(Stored items)
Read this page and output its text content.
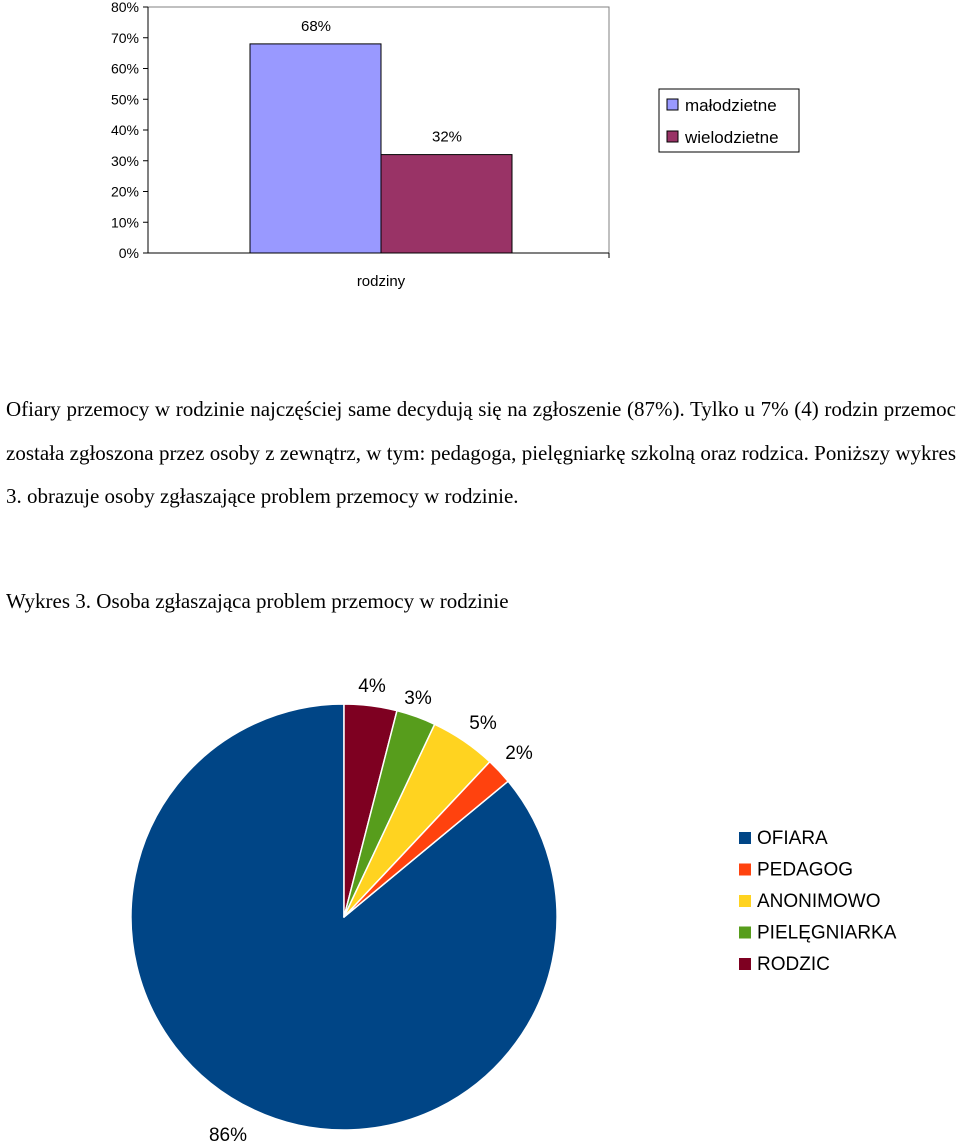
80%
70%
60%
50%
40%
30%
20%
10%
0%
68%
32%
rodziny
małodzietne
wielodzietne

Ofiary przemocy w rodzinie najczęściej same decydują się na zgłoszenie (87%). Tylko u 7% (4) rodzin przemoc została zgłoszona przez osoby z zewnątrz, w tym: pedagoga, pielęgniarkę szkolną oraz rodzica. Poniższy wykres 3. obrazuje osoby zgłaszające problem przemocy w rodzinie.

Wykres 3. Osoba zgłaszająca problem przemocy w rodzinie

86%
4%
3%
5%
2%
OFIARA
PEDAGOG
ANONIMOWO
PIELĘGNIARKA
RODZIC
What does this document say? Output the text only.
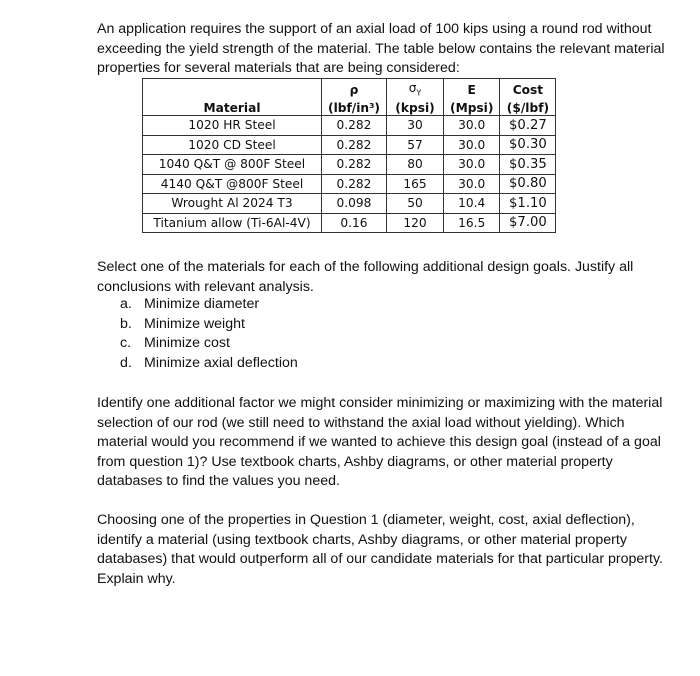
An application requires the support of an axial load of 100 kips using a round rod without exceeding the yield strength of the material. The table below contains the relevant material properties for several materials that are being considered:

	ρ	$\sigma_Y$	E	Cost
Material	(lbf/in³)	(kpsi)	(Mpsi)	($/lbf)
1020 HR Steel	0.282	30	30.0	$0.27
1020 CD Steel	0.282	57	30.0	$0.30
1040 Q&T @ 800F Steel	0.282	80	30.0	$0.35
4140 Q&T @800F Steel	0.282	165	30.0	$0.80
Wrought Al 2024 T3	0.098	50	10.4	$1.10
Titanium allow (Ti-6Al-4V)	0.16	120	16.5	$7.00

Select one of the materials for each of the following additional design goals. Justify all conclusions with relevant analysis.

a. Minimize diameter
b. Minimize weight
c. Minimize cost
d. Minimize axial deflection

Identify one additional factor we might consider minimizing or maximizing with the material selection of our rod (we still need to withstand the axial load without yielding). Which material would you recommend if we wanted to achieve this design goal (instead of a goal from question 1)? Use textbook charts, Ashby diagrams, or other material property databases to find the values you need.

Choosing one of the properties in Question 1 (diameter, weight, cost, axial deflection), identify a material (using textbook charts, Ashby diagrams, or other material property databases) that would outperform all of our candidate materials for that particular property. Explain why.
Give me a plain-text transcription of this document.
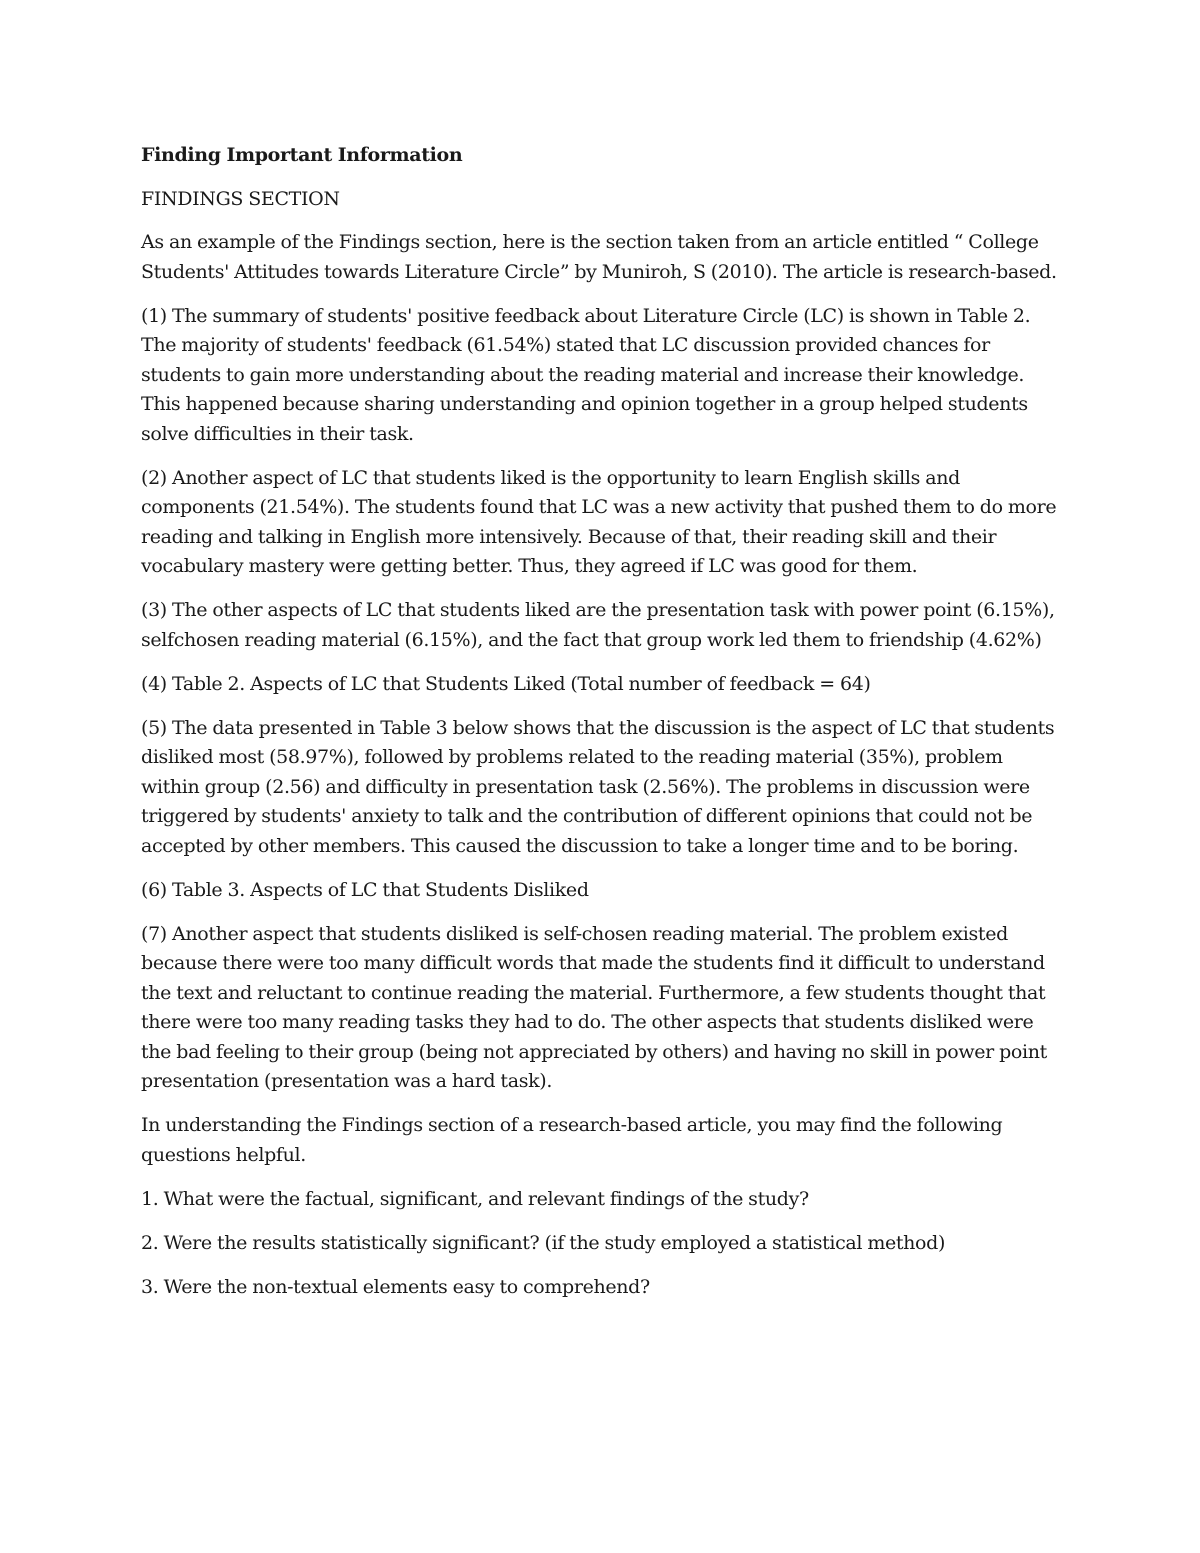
Finding Important Information
FINDINGS SECTION
As an example of the Findings section, here is the section taken from an article entitled “ College Students' Attitudes towards Literature Circle” by Muniroh, S (2010). The article is research-based.
(1) The summary of students' positive feedback about Literature Circle (LC) is shown in Table 2. The majority of students' feedback (61.54%) stated that LC discussion provided chances for students to gain more understanding about the reading material and increase their knowledge. This happened because sharing understanding and opinion together in a group helped students solve difficulties in their task.
(2) Another aspect of LC that students liked is the opportunity to learn English skills and components (21.54%). The students found that LC was a new activity that pushed them to do more reading and talking in English more intensively. Because of that, their reading skill and their vocabulary mastery were getting better. Thus, they agreed if LC was good for them.
(3) The other aspects of LC that students liked are the presentation task with power point (6.15%), selfchosen reading material (6.15%), and the fact that group work led them to friendship (4.62%)
(4) Table 2. Aspects of LC that Students Liked (Total number of feedback = 64)
(5) The data presented in Table 3 below shows that the discussion is the aspect of LC that students disliked most (58.97%), followed by problems related to the reading material (35%), problem within group (2.56) and difficulty in presentation task (2.56%). The problems in discussion were triggered by students' anxiety to talk and the contribution of different opinions that could not be accepted by other members. This caused the discussion to take a longer time and to be boring.
(6) Table 3. Aspects of LC that Students Disliked
(7) Another aspect that students disliked is self-chosen reading material. The problem existed because there were too many difficult words that made the students find it difficult to understand the text and reluctant to continue reading the material. Furthermore, a few students thought that there were too many reading tasks they had to do. The other aspects that students disliked were the bad feeling to their group (being not appreciated by others) and having no skill in power point presentation (presentation was a hard task).
In understanding the Findings section of a research-based article, you may find the following questions helpful.
1. What were the factual, significant, and relevant findings of the study?
2. Were the results statistically significant? (if the study employed a statistical method)
3. Were the non-textual elements easy to comprehend?
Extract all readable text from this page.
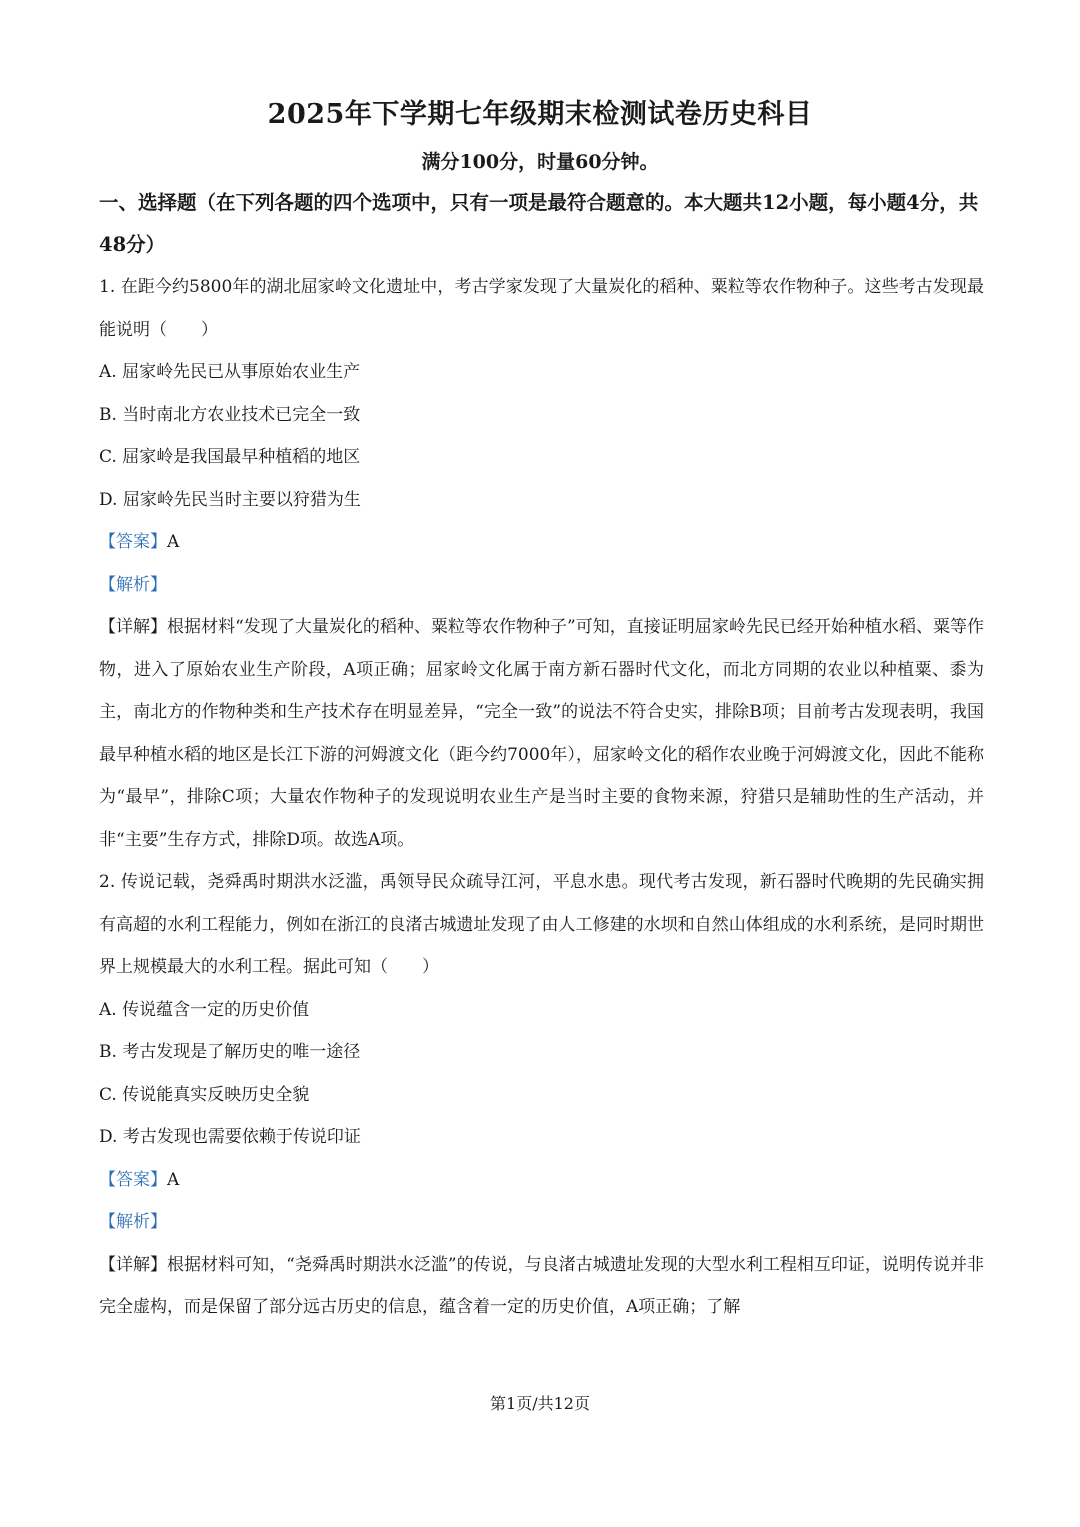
2025年下学期七年级期末检测试卷历史科目
满分100分，时量60分钟。

一、选择题（在下列各题的四个选项中，只有一项是最符合题意的。本大题共12小题，每小题4分，共48分）

1. 在距今约5800年的湖北屈家岭文化遗址中，考古学家发现了大量炭化的稻种、粟粒等农作物种子。这些考古发现最能说明（　　）

A. 屈家岭先民已从事原始农业生产

B. 当时南北方农业技术已完全一致

C. 屈家岭是我国最早种植稻的地区

D. 屈家岭先民当时主要以狩猎为生

【答案】A

【解析】

【详解】根据材料“发现了大量炭化的稻种、粟粒等农作物种子”可知，直接证明屈家岭先民已经开始种植水稻、粟等作物，进入了原始农业生产阶段，A项正确；屈家岭文化属于南方新石器时代文化，而北方同期的农业以种植粟、黍为主，南北方的作物种类和生产技术存在明显差异，“完全一致”的说法不符合史实，排除B项；目前考古发现表明，我国最早种植水稻的地区是长江下游的河姆渡文化（距今约7000年），屈家岭文化的稻作农业晚于河姆渡文化，因此不能称为“最早”，排除C项；大量农作物种子的发现说明农业生产是当时主要的食物来源，狩猎只是辅助性的生产活动，并非“主要”生存方式，排除D项。故选A项。

2. 传说记载，尧舜禹时期洪水泛滥，禹领导民众疏导江河，平息水患。现代考古发现，新石器时代晚期的先民确实拥有高超的水利工程能力，例如在浙江的良渚古城遗址发现了由人工修建的水坝和自然山体组成的水利系统，是同时期世界上规模最大的水利工程。据此可知（　　）

A. 传说蕴含一定的历史价值

B. 考古发现是了解历史的唯一途径

C. 传说能真实反映历史全貌

D. 考古发现也需要依赖于传说印证

【答案】A

【解析】

【详解】根据材料可知，“尧舜禹时期洪水泛滥”的传说，与良渚古城遗址发现的大型水利工程相互印证，说明传说并非完全虚构，而是保留了部分远古历史的信息，蕴含着一定的历史价值，A项正确；了解

第1页/共12页
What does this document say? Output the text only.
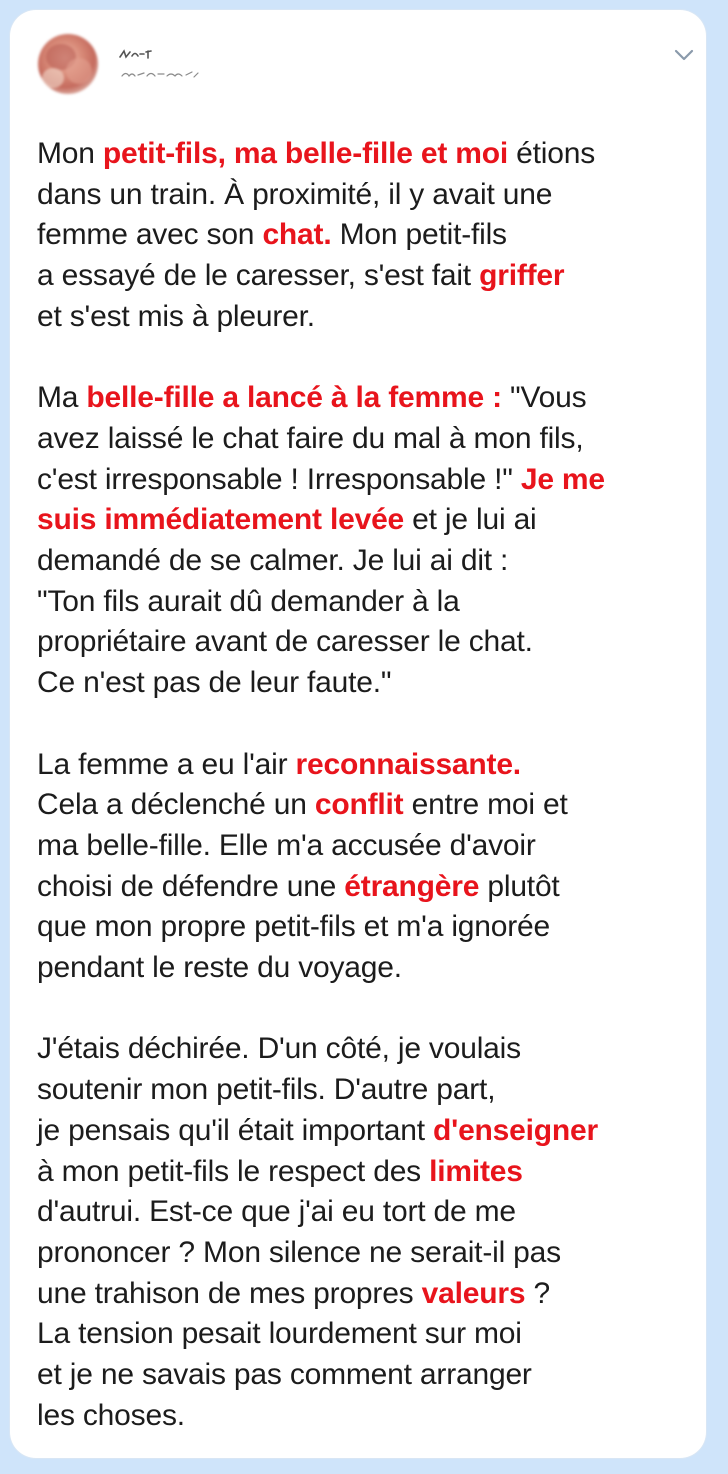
Mon petit-fils, ma belle-fille et moi étions
dans un train. À proximité, il y avait une
femme avec son chat. Mon petit-fils
a essayé de le caresser, s'est fait griffer
et s'est mis à pleurer.

Ma belle-fille a lancé à la femme : "Vous
avez laissé le chat faire du mal à mon fils,
c'est irresponsable ! Irresponsable !" Je me
suis immédiatement levée et je lui ai
demandé de se calmer. Je lui ai dit :
"Ton fils aurait dû demander à la
propriétaire avant de caresser le chat.
Ce n'est pas de leur faute."

La femme a eu l'air reconnaissante.
Cela a déclenché un conflit entre moi et
ma belle-fille. Elle m'a accusée d'avoir
choisi de défendre une étrangère plutôt
que mon propre petit-fils et m'a ignorée
pendant le reste du voyage.

J'étais déchirée. D'un côté, je voulais
soutenir mon petit-fils. D'autre part,
je pensais qu'il était important d'enseigner
à mon petit-fils le respect des limites
d'autrui. Est-ce que j'ai eu tort de me
prononcer ? Mon silence ne serait-il pas
une trahison de mes propres valeurs ?
La tension pesait lourdement sur moi
et je ne savais pas comment arranger
les choses.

*Your objective*. Scan the data for the word "粟粒等农作物种子" and copy every line where it shows up.

*Response for this exercise*.
1. 在距今约5800年的湖北屈家岭文化遗址中，考古学家发现了大量炭化的稻种、粟粒等农作物种子。这些考古发现最能说明（　　）
【详解】根据材料“发现了大量炭化的稻种、粟粒等农作物种子”可知，直接证明屈家岭先民已经开始种植水稻、粟等作物，进入了原始农业生产阶段，A项正确；屈家岭文化属于南方新石器时代文化，而北方同期的农业以种植粟、黍为主，南北方的作物种类和生产技术存在明显差异，“完全一致”的说法不符合史实，排除B项；目前考古发现表明，我国最早种植水稻的地区是长江下游的河姆渡文化（距今约7000年），屈家岭文化的稻作农业晚于河姆渡文化，因此不能称为“最早”，排除C项；大量农作物种子的发现说明农业生产是当时主要的食物来源，狩猎只是辅助性的生产活动，并非“主要”生存方式，排除D项。故选A项。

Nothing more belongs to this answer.